_PROMPT_. Gather all lines in the entries that include the word "type".

___ EXCERPTED DATA

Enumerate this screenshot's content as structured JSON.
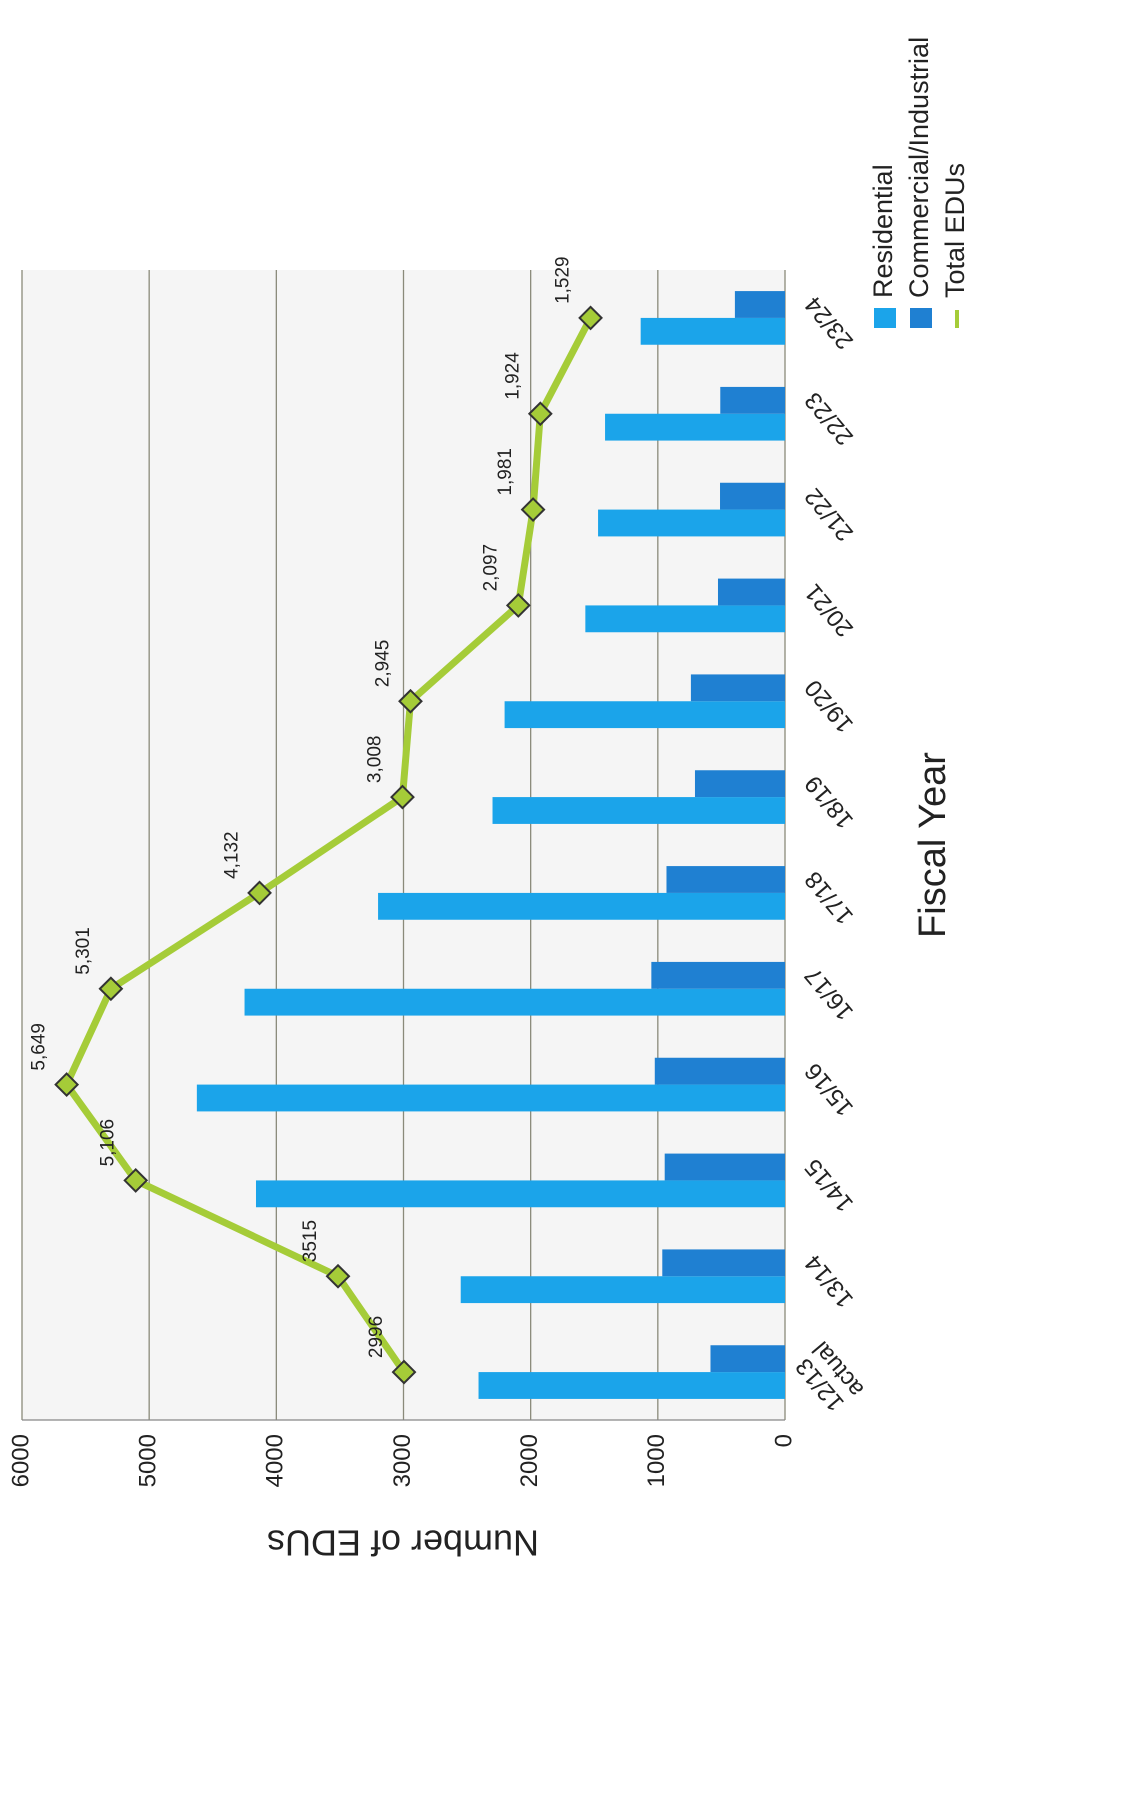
{
  "chart_data": {
    "type": "bar",
    "x_label": "Fiscal Year",
    "y_label": "Number of EDUs",
    "categories": [
      "12/13 actual",
      "13/14",
      "14/15",
      "15/16",
      "16/17",
      "17/18",
      "18/19",
      "19/20",
      "20/21",
      "21/22",
      "22/23",
      "23/24"
    ],
    "series": [
      {
        "name": "Residential",
        "type": "bar",
        "color": "#1ba4ea",
        "values": [
          2410,
          2550,
          4160,
          4625,
          4250,
          3200,
          2300,
          2205,
          1570,
          1470,
          1415,
          1135
        ]
      },
      {
        "name": "Commercial/Industrial",
        "type": "bar",
        "color": "#1f80d2",
        "values": [
          586,
          965,
          946,
          1024,
          1051,
          932,
          708,
          740,
          527,
          511,
          509,
          394
        ]
      },
      {
        "name": "Total EDUs",
        "type": "line",
        "color": "#a5cc38",
        "values": [
          2996,
          3515,
          5106,
          5649,
          5301,
          4132,
          3008,
          2945,
          2097,
          1981,
          1924,
          1529
        ],
        "value_labels": [
          "2996",
          "3515",
          "5,106",
          "5,649",
          "5,301",
          "4,132",
          "3,008",
          "2,945",
          "2,097",
          "1,981",
          "1,924",
          "1,529"
        ]
      }
    ],
    "ylim": [
      0,
      6000
    ],
    "yticks": [
      0,
      1000,
      2000,
      3000,
      4000,
      5000,
      6000
    ],
    "grid": true,
    "legend": "right"
  }
}
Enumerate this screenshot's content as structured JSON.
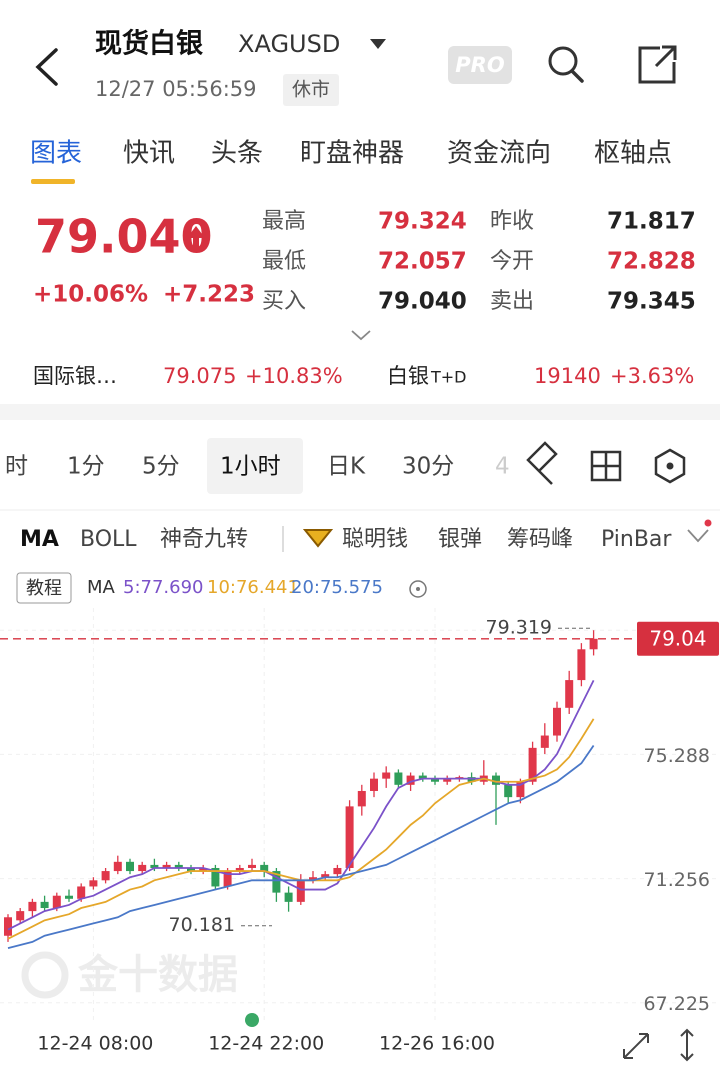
{
  "header": {
    "title": "现货白银",
    "symbol": "XAGUSD",
    "datetime": "12/27 05:56:59",
    "status": "休市",
    "badge": "PRO"
  },
  "tabs": [
    "图表",
    "快讯",
    "头条",
    "盯盘神器",
    "资金流向",
    "枢轴点"
  ],
  "quote": {
    "price": "79.040",
    "change_pct": "+10.06%",
    "change": "+7.223",
    "stats": [
      {
        "label": "最高",
        "value": "79.324"
      },
      {
        "label": "最低",
        "value": "72.057"
      },
      {
        "label": "买入",
        "value": "79.040"
      },
      {
        "label": "昨收",
        "value": "71.817"
      },
      {
        "label": "今开",
        "value": "72.828"
      },
      {
        "label": "卖出",
        "value": "79.345"
      }
    ]
  },
  "related": [
    {
      "name": "国际银…",
      "price": "79.075",
      "pct": "+10.83%"
    },
    {
      "name": "白银",
      "suffix": "T+D",
      "price": "19140",
      "pct": "+3.63%"
    }
  ],
  "periods": [
    "时",
    "1分",
    "5分",
    "1小时",
    "日K",
    "30分",
    "4"
  ],
  "indicators": [
    "MA",
    "BOLL",
    "神奇九转",
    "聪明钱",
    "银弹",
    "筹码峰",
    "PinBar"
  ],
  "tutorial": "教程",
  "watermark": "金十数据",
  "chart_data": {
    "type": "candlestick",
    "categories": [
      null,
      null,
      null,
      null,
      null,
      null,
      null,
      "12-24 08:00",
      null,
      null,
      null,
      null,
      null,
      null,
      null,
      null,
      null,
      null,
      null,
      null,
      null,
      "12-24 22:00",
      null,
      null,
      null,
      null,
      null,
      null,
      null,
      null,
      null,
      null,
      null,
      null,
      null,
      "12-26 16:00",
      null,
      null,
      null,
      null,
      null,
      null,
      null,
      null,
      null,
      null,
      null,
      null,
      null
    ],
    "open": [
      69.4,
      69.9,
      70.2,
      70.5,
      70.3,
      70.7,
      70.6,
      71.0,
      71.2,
      71.5,
      71.8,
      71.5,
      71.7,
      71.6,
      71.7,
      71.6,
      71.5,
      71.6,
      71.0,
      71.5,
      71.6,
      71.7,
      71.5,
      70.8,
      70.5,
      71.2,
      71.3,
      71.4,
      71.6,
      73.6,
      74.1,
      74.5,
      74.7,
      74.3,
      74.6,
      74.5,
      74.4,
      74.5,
      74.55,
      74.4,
      74.6,
      74.3,
      73.9,
      74.4,
      75.5,
      75.9,
      76.8,
      77.7,
      78.7
    ],
    "high": [
      70.1,
      70.3,
      70.6,
      70.7,
      70.8,
      70.9,
      71.1,
      71.3,
      71.6,
      72.0,
      71.9,
      71.8,
      71.9,
      71.8,
      71.8,
      71.7,
      71.7,
      71.7,
      71.6,
      71.7,
      71.9,
      71.8,
      71.6,
      71.0,
      71.4,
      71.5,
      71.5,
      71.7,
      73.8,
      74.3,
      74.7,
      74.9,
      74.8,
      74.7,
      74.7,
      74.6,
      74.6,
      74.6,
      74.7,
      75.1,
      74.7,
      74.4,
      74.5,
      75.7,
      76.3,
      77.0,
      78.0,
      78.9,
      79.319
    ],
    "low": [
      69.2,
      69.8,
      70.0,
      70.2,
      70.2,
      70.5,
      70.5,
      70.9,
      71.1,
      71.4,
      71.4,
      71.4,
      71.5,
      71.5,
      71.5,
      71.4,
      71.4,
      70.9,
      70.9,
      71.4,
      71.5,
      71.3,
      70.5,
      70.181,
      70.4,
      71.1,
      71.2,
      71.3,
      71.5,
      73.3,
      73.9,
      74.2,
      74.2,
      74.1,
      74.4,
      74.3,
      74.3,
      74.4,
      74.3,
      74.3,
      73.0,
      73.7,
      73.7,
      74.3,
      75.3,
      75.7,
      76.6,
      77.5,
      78.5
    ],
    "close": [
      70.0,
      70.2,
      70.5,
      70.3,
      70.7,
      70.6,
      71.0,
      71.2,
      71.5,
      71.8,
      71.5,
      71.7,
      71.6,
      71.7,
      71.6,
      71.5,
      71.6,
      71.0,
      71.5,
      71.6,
      71.7,
      71.5,
      70.8,
      70.5,
      71.2,
      71.3,
      71.4,
      71.6,
      73.6,
      74.1,
      74.5,
      74.7,
      74.3,
      74.6,
      74.5,
      74.4,
      74.5,
      74.55,
      74.4,
      74.6,
      74.3,
      73.9,
      74.4,
      75.5,
      75.9,
      76.8,
      77.7,
      78.7,
      79.04
    ],
    "up_color": "#e0374a",
    "down_color": "#2f9e5a",
    "ma_title": "MA",
    "series": [
      {
        "label": "5:77.690",
        "color": "#7b52c9",
        "values": [
          69.6,
          69.8,
          70.0,
          70.2,
          70.3,
          70.4,
          70.6,
          70.7,
          70.9,
          71.1,
          71.3,
          71.4,
          71.6,
          71.6,
          71.6,
          71.6,
          71.6,
          71.5,
          71.4,
          71.4,
          71.5,
          71.5,
          71.3,
          71.1,
          70.9,
          70.9,
          70.9,
          71.1,
          71.7,
          72.3,
          72.9,
          73.6,
          74.2,
          74.4,
          74.5,
          74.5,
          74.5,
          74.5,
          74.5,
          74.5,
          74.4,
          74.3,
          74.3,
          74.5,
          74.8,
          75.3,
          76.1,
          76.9,
          77.69
        ]
      },
      {
        "label": "10:76.441",
        "color": "#e5a72a",
        "values": [
          69.3,
          69.5,
          69.7,
          69.9,
          70.0,
          70.1,
          70.3,
          70.4,
          70.5,
          70.7,
          70.9,
          71.0,
          71.2,
          71.3,
          71.4,
          71.5,
          71.5,
          71.5,
          71.5,
          71.5,
          71.5,
          71.5,
          71.4,
          71.3,
          71.2,
          71.2,
          71.2,
          71.2,
          71.3,
          71.6,
          71.9,
          72.2,
          72.6,
          73.0,
          73.3,
          73.7,
          74.0,
          74.3,
          74.4,
          74.5,
          74.4,
          74.4,
          74.4,
          74.5,
          74.6,
          74.8,
          75.2,
          75.8,
          76.441
        ]
      },
      {
        "label": "20:75.575",
        "color": "#4a78c8",
        "values": [
          69.0,
          69.1,
          69.2,
          69.4,
          69.5,
          69.6,
          69.7,
          69.8,
          69.9,
          70.0,
          70.2,
          70.3,
          70.4,
          70.5,
          70.6,
          70.7,
          70.8,
          70.9,
          71.0,
          71.1,
          71.2,
          71.2,
          71.2,
          71.2,
          71.2,
          71.2,
          71.3,
          71.3,
          71.4,
          71.5,
          71.6,
          71.7,
          71.9,
          72.1,
          72.3,
          72.5,
          72.7,
          72.9,
          73.1,
          73.3,
          73.5,
          73.7,
          73.8,
          74.0,
          74.2,
          74.4,
          74.7,
          75.0,
          75.575
        ]
      }
    ],
    "ylim": [
      66.6,
      80.3
    ],
    "yticks": [
      79.319,
      75.288,
      71.256,
      67.225
    ],
    "grid": true,
    "last_price": 79.04,
    "high_mark": 79.319,
    "low_mark": 70.181
  }
}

______

_ANSWER TO THE TASK_.
    "type": "bar",
        "type": "bar",
        "type": "bar",
        "type": "line",
    "type": "candlestick",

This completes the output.